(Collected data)

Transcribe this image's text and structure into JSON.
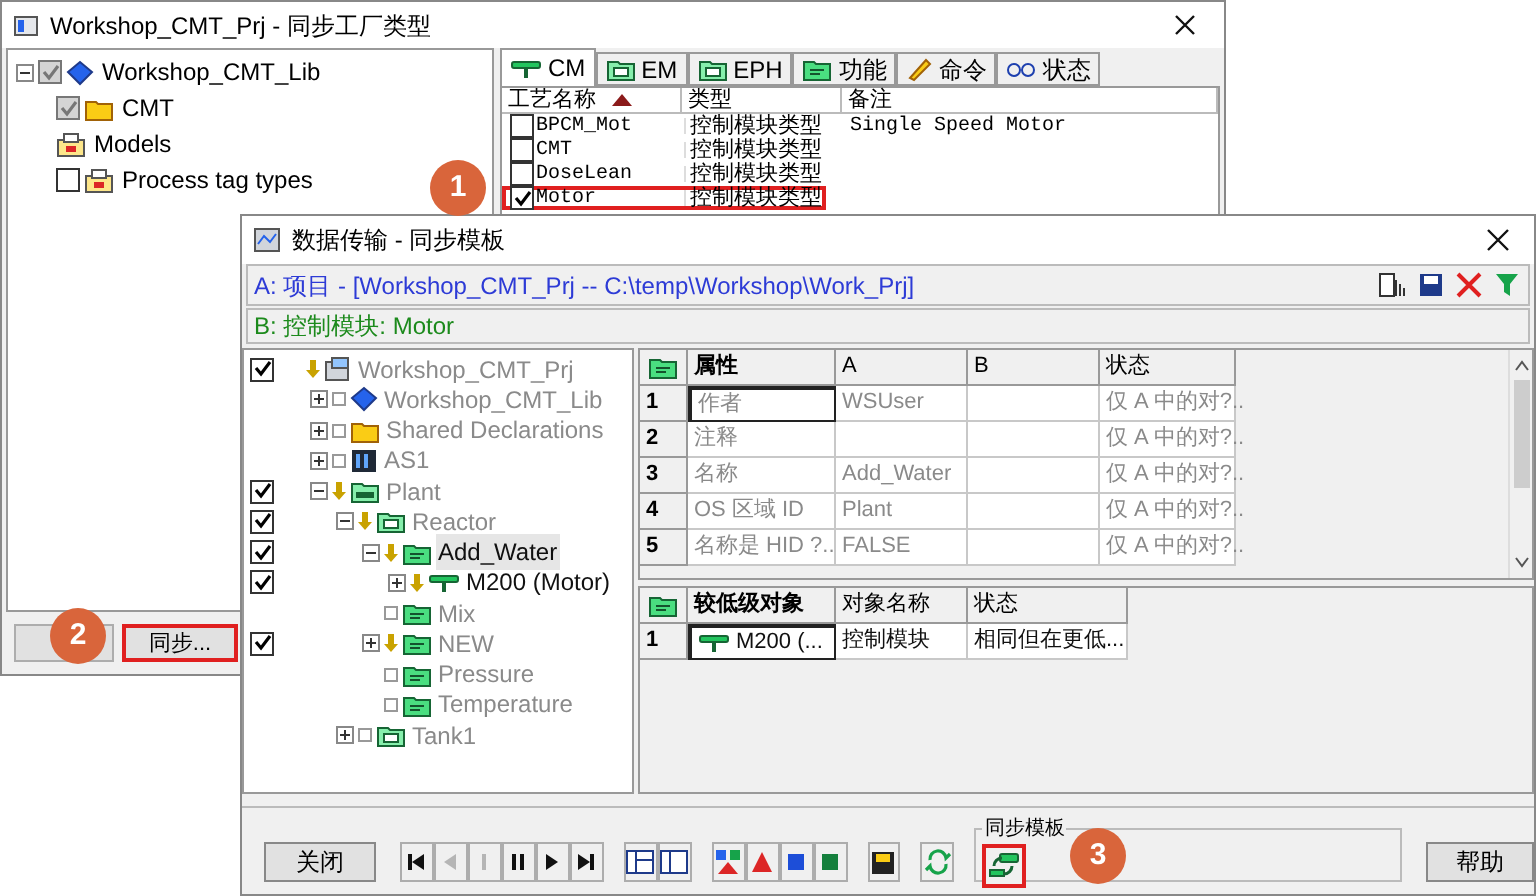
{
  "plant_window": {
    "title": "Workshop_CMT_Prj - 同步工厂类型",
    "tree": [
      {
        "label": "Workshop_CMT_Lib",
        "kind": "library",
        "checked": true,
        "disabled": true,
        "expanded": true,
        "children": [
          {
            "label": "CMT",
            "kind": "folder",
            "checked": true,
            "disabled": true
          },
          {
            "label": "Models",
            "kind": "models"
          },
          {
            "label": "Process tag types",
            "kind": "models",
            "checked": false,
            "disabled": false
          }
        ]
      }
    ],
    "tabs": [
      {
        "label": "CM",
        "kind": "cm",
        "selected": true
      },
      {
        "label": "EM",
        "kind": "unit",
        "selected": false
      },
      {
        "label": "EPH",
        "kind": "unit",
        "selected": false
      },
      {
        "label": "功能",
        "kind": "function",
        "selected": false
      },
      {
        "label": "命令",
        "kind": "pen",
        "selected": false
      },
      {
        "label": "状态",
        "kind": "state",
        "selected": false
      }
    ],
    "table": {
      "columns": [
        {
          "label": "工艺名称",
          "sorted": true
        },
        {
          "label": "类型",
          "sorted": false
        },
        {
          "label": "备注",
          "sorted": false
        }
      ],
      "rows": [
        {
          "checked": false,
          "highlighted": false,
          "cells": [
            "BPCM_Mot",
            "控制模块类型",
            "Single Speed Motor"
          ]
        },
        {
          "checked": false,
          "highlighted": false,
          "cells": [
            "CMT",
            "控制模块类型",
            ""
          ]
        },
        {
          "checked": false,
          "highlighted": false,
          "cells": [
            "DoseLean",
            "控制模块类型",
            ""
          ]
        },
        {
          "checked": true,
          "highlighted": true,
          "cells": [
            "Motor",
            "控制模块类型",
            ""
          ]
        }
      ]
    },
    "sync_button": {
      "label": "同步...",
      "highlighted": true
    }
  },
  "transfer_window": {
    "title": "数据传输 - 同步模板",
    "source": "A: 项目 - [Workshop_CMT_Prj -- C:\\temp\\Workshop\\Work_Prj]",
    "target": "B: 控制模块: Motor",
    "tree": [
      {
        "label": "Workshop_CMT_Prj",
        "kind": "project",
        "checked": true,
        "marked": true,
        "dimmed": true,
        "selected": false,
        "children": [
          {
            "label": "Workshop_CMT_Lib",
            "kind": "library",
            "checked": false,
            "marked": false,
            "dimmed": true,
            "selected": false,
            "expanded": false
          },
          {
            "label": "Shared Declarations",
            "kind": "folder",
            "checked": false,
            "marked": false,
            "dimmed": true,
            "selected": false,
            "expanded": false
          },
          {
            "label": "AS1",
            "kind": "station",
            "checked": false,
            "marked": false,
            "dimmed": true,
            "selected": false,
            "expanded": false
          },
          {
            "label": "Plant",
            "kind": "plant",
            "checked": true,
            "marked": true,
            "dimmed": true,
            "selected": false,
            "expanded": true,
            "children": [
              {
                "label": "Reactor",
                "kind": "unit",
                "checked": true,
                "marked": true,
                "dimmed": true,
                "selected": false,
                "expanded": true,
                "children": [
                  {
                    "label": "Add_Water",
                    "kind": "function",
                    "checked": true,
                    "marked": true,
                    "dimmed": false,
                    "selected": true,
                    "expanded": true,
                    "children": [
                      {
                        "label": "M200  (Motor)",
                        "kind": "cm",
                        "checked": true,
                        "marked": true,
                        "dimmed": false,
                        "selected": false,
                        "expanded": false
                      }
                    ]
                  },
                  {
                    "label": "Mix",
                    "kind": "function",
                    "checked": false,
                    "marked": false,
                    "dimmed": true,
                    "selected": false
                  },
                  {
                    "label": "NEW",
                    "kind": "function",
                    "checked": true,
                    "marked": true,
                    "dimmed": true,
                    "selected": false,
                    "expanded": false
                  },
                  {
                    "label": "Pressure",
                    "kind": "function",
                    "checked": false,
                    "marked": false,
                    "dimmed": true,
                    "selected": false
                  },
                  {
                    "label": "Temperature",
                    "kind": "function",
                    "checked": false,
                    "marked": false,
                    "dimmed": true,
                    "selected": false
                  }
                ]
              },
              {
                "label": "Tank1",
                "kind": "unit",
                "checked": false,
                "marked": false,
                "dimmed": true,
                "selected": false,
                "expanded": false
              }
            ]
          }
        ]
      }
    ],
    "properties": {
      "columns": [
        "属性",
        "A",
        "B",
        "状态"
      ],
      "rows": [
        {
          "number": "1",
          "focused": true,
          "cells": [
            "作者",
            "WSUser",
            "",
            "仅 A 中的对?.."
          ]
        },
        {
          "number": "2",
          "focused": false,
          "cells": [
            "注释",
            "",
            "",
            "仅 A 中的对?.."
          ]
        },
        {
          "number": "3",
          "focused": false,
          "cells": [
            "名称",
            "Add_Water",
            "",
            "仅 A 中的对?.."
          ]
        },
        {
          "number": "4",
          "focused": false,
          "cells": [
            "OS 区域 ID",
            "Plant",
            "",
            "仅 A 中的对?.."
          ]
        },
        {
          "number": "5",
          "focused": false,
          "cells": [
            "名称是 HID ?..",
            "FALSE",
            "",
            "仅 A 中的对?.."
          ]
        }
      ]
    },
    "lower_objects": {
      "columns": [
        "较低级对象",
        "对象名称",
        "状态"
      ],
      "rows": [
        {
          "number": "1",
          "focused": true,
          "cells": [
            "M200  (...",
            "控制模块",
            "相同但在更低..."
          ]
        }
      ]
    },
    "close_button": "关闭",
    "nav_buttons": [
      {
        "kind": "first",
        "disabled": false
      },
      {
        "kind": "prev",
        "disabled": true
      },
      {
        "kind": "stop",
        "disabled": true
      },
      {
        "kind": "pause",
        "disabled": false
      },
      {
        "kind": "next",
        "disabled": false
      },
      {
        "kind": "last",
        "disabled": false
      }
    ],
    "group_title": "同步模板",
    "sync_template_button": {
      "highlighted": true
    },
    "help_button": "帮助"
  },
  "callouts": [
    "1",
    "2",
    "3"
  ]
}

**Aim of the exercise**
Using the records above, find and show each line with the string "number".

**Result of the exercise**
          "number": "1",
          "number": "2",
          "number": "3",
          "number": "4",
          "number": "5",
          "number": "1",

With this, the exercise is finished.